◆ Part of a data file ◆
········
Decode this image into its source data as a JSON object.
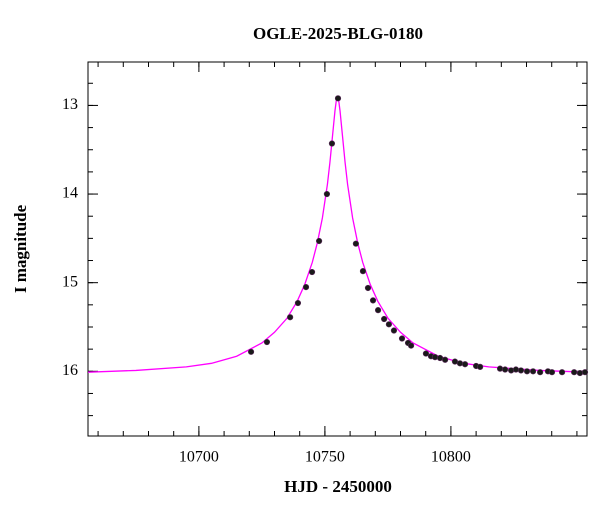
{
  "chart_data": {
    "type": "scatter",
    "title": "OGLE-2025-BLG-0180",
    "xlabel": "HJD - 2450000",
    "ylabel": "I magnitude",
    "xlim": [
      10656,
      10854
    ],
    "ylim": [
      16.73,
      12.51
    ],
    "xticks": [
      10700,
      10750,
      10800
    ],
    "yticks": [
      13,
      14,
      15,
      16
    ],
    "series": [
      {
        "type": "line",
        "color": "#ff00ff",
        "x": [
          10656,
          10675,
          10695,
          10705,
          10715,
          10725,
          10730,
          10735,
          10739,
          10742,
          10745,
          10747,
          10749,
          10751,
          10752,
          10753,
          10754,
          10754.5,
          10755,
          10755.5,
          10756,
          10757,
          10758,
          10759,
          10761,
          10763,
          10765,
          10768,
          10771,
          10775,
          10780,
          10785,
          10795,
          10805,
          10815,
          10835,
          10854
        ],
        "values": [
          16.01,
          15.99,
          15.95,
          15.91,
          15.83,
          15.68,
          15.56,
          15.4,
          15.21,
          15.02,
          14.77,
          14.55,
          14.27,
          13.89,
          13.64,
          13.35,
          13.06,
          12.95,
          12.91,
          12.95,
          13.06,
          13.35,
          13.64,
          13.89,
          14.27,
          14.55,
          14.77,
          15.02,
          15.21,
          15.4,
          15.56,
          15.68,
          15.83,
          15.91,
          15.95,
          15.99,
          16.01
        ]
      },
      {
        "type": "scatter",
        "color": "#1a1a1a",
        "x": [
          10720.7,
          10727.0,
          10736.2,
          10739.3,
          10742.5,
          10744.9,
          10747.7,
          10750.8,
          10752.8,
          10755.2,
          10762.3,
          10765.1,
          10767.1,
          10769.1,
          10771.1,
          10773.5,
          10775.4,
          10777.4,
          10780.6,
          10783.0,
          10784.2,
          10790.1,
          10792.1,
          10793.7,
          10795.7,
          10797.7,
          10801.6,
          10803.6,
          10805.6,
          10810.0,
          10811.6,
          10819.5,
          10821.5,
          10823.9,
          10825.8,
          10827.8,
          10830.2,
          10832.6,
          10835.4,
          10838.5,
          10840.1,
          10844.1,
          10848.9,
          10851.2,
          10853.2
        ],
        "values": [
          15.78,
          15.67,
          15.39,
          15.23,
          15.05,
          14.88,
          14.53,
          14.0,
          13.43,
          12.92,
          14.56,
          14.87,
          15.06,
          15.2,
          15.31,
          15.41,
          15.47,
          15.54,
          15.63,
          15.68,
          15.71,
          15.8,
          15.83,
          15.84,
          15.85,
          15.87,
          15.89,
          15.91,
          15.92,
          15.94,
          15.95,
          15.97,
          15.98,
          15.99,
          15.98,
          15.99,
          16.0,
          16.0,
          16.01,
          16.0,
          16.01,
          16.01,
          16.01,
          16.02,
          16.01
        ]
      }
    ]
  }
}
········
◆ WRITTEN EXERCISE ◆
Lines containing the word "type" must all be returned from the material above.

◆ OUTPUT ◆
    "type": "scatter",
        "type": "line",
        "type": "scatter",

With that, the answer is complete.